#### TASK PROMPT:
Below are the records. List every line holding the word "silniční".

---

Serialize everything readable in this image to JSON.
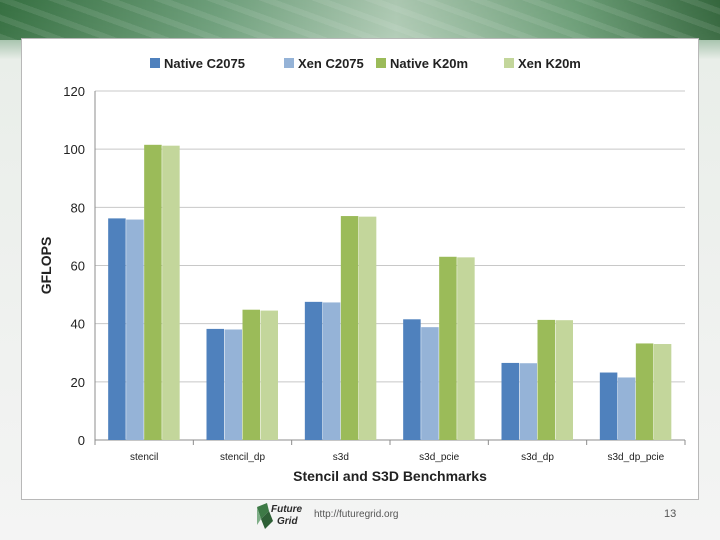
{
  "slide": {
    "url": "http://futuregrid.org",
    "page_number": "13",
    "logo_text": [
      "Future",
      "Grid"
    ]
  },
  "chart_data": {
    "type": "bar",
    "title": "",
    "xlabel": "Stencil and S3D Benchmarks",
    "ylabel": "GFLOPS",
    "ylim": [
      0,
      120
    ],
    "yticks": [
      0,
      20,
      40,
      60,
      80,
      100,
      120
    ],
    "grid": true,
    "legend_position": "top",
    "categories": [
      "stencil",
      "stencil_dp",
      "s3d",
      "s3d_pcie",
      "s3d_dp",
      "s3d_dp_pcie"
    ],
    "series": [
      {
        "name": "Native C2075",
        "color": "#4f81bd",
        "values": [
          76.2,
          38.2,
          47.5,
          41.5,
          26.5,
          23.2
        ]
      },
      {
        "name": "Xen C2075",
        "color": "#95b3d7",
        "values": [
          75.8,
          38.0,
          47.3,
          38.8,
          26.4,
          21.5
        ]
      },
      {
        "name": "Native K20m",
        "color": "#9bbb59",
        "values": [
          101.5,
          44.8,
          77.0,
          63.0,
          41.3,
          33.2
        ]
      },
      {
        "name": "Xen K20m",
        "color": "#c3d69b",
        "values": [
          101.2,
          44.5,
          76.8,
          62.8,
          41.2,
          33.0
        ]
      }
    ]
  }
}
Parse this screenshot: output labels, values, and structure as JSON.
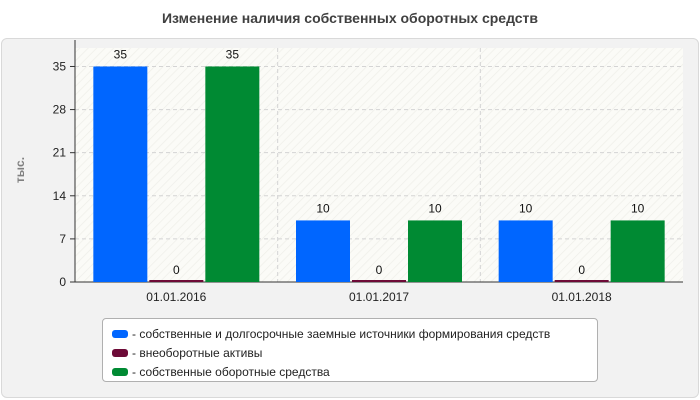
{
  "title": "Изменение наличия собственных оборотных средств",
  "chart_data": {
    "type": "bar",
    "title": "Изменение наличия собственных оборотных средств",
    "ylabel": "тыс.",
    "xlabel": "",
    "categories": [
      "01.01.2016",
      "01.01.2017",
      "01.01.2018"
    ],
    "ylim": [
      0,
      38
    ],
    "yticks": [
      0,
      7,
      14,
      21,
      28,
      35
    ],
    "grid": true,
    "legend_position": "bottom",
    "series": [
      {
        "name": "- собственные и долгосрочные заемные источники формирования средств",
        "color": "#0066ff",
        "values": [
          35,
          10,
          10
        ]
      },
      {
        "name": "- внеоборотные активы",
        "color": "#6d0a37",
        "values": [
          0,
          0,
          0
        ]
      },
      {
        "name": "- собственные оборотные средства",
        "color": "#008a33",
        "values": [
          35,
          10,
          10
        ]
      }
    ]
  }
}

---

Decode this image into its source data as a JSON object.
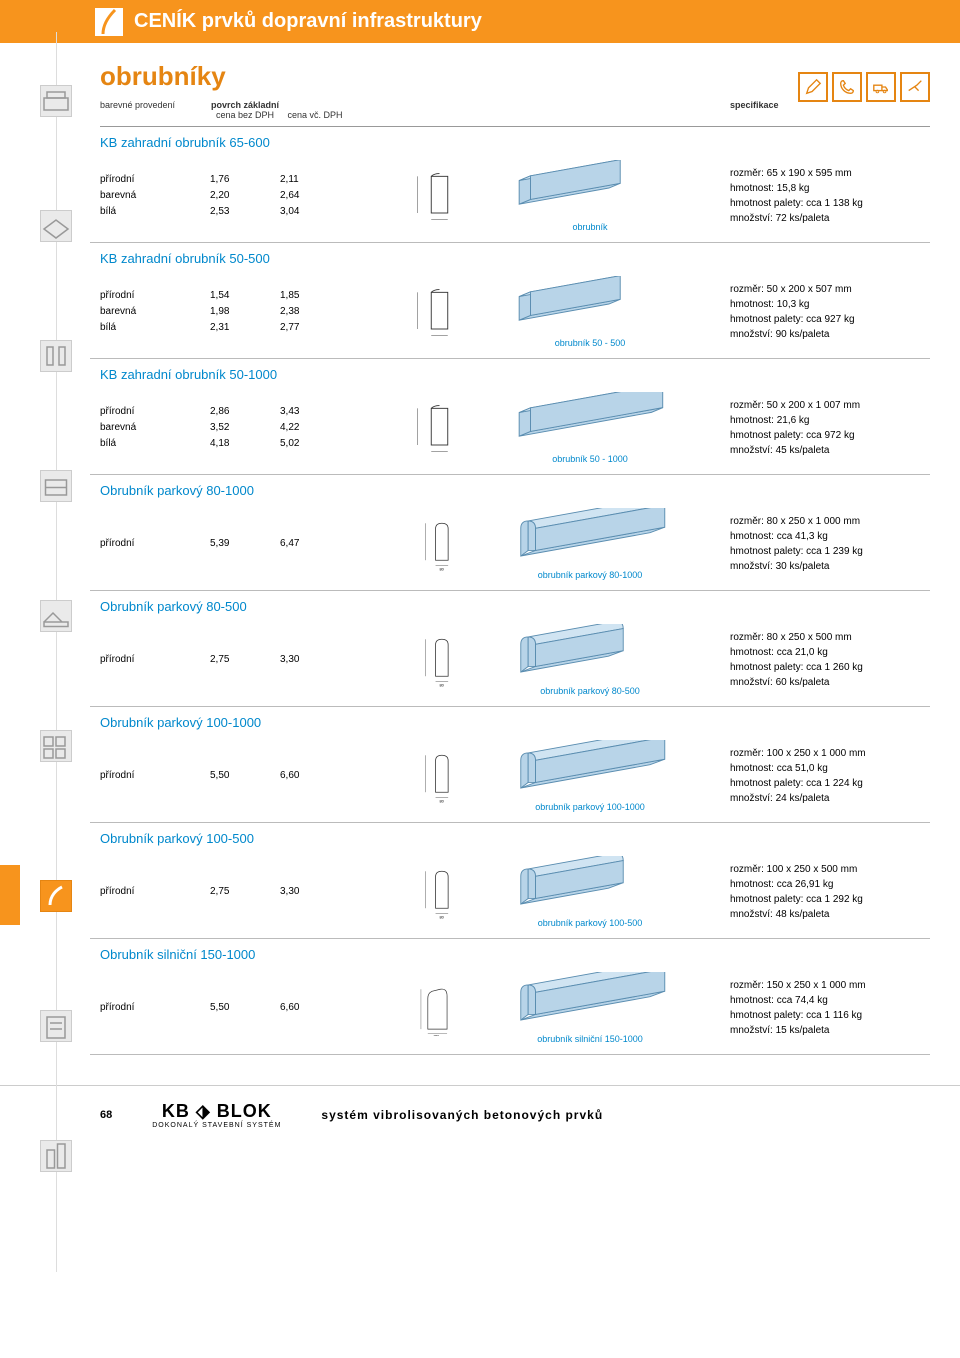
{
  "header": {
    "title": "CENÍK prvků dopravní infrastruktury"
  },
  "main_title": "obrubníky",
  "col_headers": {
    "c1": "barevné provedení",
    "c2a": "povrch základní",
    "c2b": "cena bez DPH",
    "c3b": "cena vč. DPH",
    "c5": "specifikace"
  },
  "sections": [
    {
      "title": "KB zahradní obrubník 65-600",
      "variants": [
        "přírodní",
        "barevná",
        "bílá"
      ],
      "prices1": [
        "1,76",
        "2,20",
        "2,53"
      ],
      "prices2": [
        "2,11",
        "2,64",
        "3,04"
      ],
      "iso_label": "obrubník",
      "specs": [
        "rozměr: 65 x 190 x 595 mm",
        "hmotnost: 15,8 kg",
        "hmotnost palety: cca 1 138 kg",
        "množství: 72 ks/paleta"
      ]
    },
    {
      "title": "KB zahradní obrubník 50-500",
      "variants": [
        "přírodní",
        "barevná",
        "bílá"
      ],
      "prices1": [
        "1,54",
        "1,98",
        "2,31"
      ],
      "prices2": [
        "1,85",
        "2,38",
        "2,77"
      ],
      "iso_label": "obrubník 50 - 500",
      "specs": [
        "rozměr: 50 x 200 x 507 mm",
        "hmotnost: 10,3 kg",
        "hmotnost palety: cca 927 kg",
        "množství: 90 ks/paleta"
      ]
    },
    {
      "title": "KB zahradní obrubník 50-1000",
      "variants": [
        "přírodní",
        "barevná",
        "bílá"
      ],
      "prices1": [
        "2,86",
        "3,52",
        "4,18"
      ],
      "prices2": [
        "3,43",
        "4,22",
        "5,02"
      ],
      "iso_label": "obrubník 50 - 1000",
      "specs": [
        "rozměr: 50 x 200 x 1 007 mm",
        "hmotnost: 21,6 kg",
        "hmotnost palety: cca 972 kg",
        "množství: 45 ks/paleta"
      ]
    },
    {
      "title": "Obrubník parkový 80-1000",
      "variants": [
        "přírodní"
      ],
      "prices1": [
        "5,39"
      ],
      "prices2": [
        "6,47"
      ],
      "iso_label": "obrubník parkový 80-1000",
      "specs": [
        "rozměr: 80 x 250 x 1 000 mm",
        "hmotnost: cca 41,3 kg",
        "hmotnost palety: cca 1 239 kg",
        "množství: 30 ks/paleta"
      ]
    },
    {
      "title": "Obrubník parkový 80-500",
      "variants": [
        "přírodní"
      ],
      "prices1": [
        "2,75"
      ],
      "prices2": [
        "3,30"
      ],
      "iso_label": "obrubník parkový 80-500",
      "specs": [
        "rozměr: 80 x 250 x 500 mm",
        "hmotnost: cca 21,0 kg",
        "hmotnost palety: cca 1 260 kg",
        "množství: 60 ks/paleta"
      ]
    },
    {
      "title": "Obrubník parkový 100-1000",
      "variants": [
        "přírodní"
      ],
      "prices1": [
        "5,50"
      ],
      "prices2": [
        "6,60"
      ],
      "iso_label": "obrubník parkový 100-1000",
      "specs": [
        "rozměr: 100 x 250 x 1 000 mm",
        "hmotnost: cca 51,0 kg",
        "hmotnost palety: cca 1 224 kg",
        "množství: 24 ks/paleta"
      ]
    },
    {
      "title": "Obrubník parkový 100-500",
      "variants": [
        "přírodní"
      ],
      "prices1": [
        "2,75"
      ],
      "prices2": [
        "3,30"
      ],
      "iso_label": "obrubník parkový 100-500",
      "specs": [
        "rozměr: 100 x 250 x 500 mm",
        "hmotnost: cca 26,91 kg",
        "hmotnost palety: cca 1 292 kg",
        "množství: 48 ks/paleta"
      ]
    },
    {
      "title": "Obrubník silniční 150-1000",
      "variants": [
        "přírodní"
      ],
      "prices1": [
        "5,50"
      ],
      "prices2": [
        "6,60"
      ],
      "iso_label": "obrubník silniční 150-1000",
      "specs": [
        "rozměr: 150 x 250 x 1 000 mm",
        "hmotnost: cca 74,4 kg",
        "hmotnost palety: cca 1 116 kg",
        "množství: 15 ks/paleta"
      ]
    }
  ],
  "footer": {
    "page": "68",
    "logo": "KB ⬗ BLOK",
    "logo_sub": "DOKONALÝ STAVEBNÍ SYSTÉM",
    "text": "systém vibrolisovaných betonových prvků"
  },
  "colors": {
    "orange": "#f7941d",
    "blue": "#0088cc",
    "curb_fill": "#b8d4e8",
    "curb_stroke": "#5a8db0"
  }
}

---

#### THE RESULT:
      "title": "Obrubník silniční 150-1000",
      "iso_label": "obrubník silniční 150-1000",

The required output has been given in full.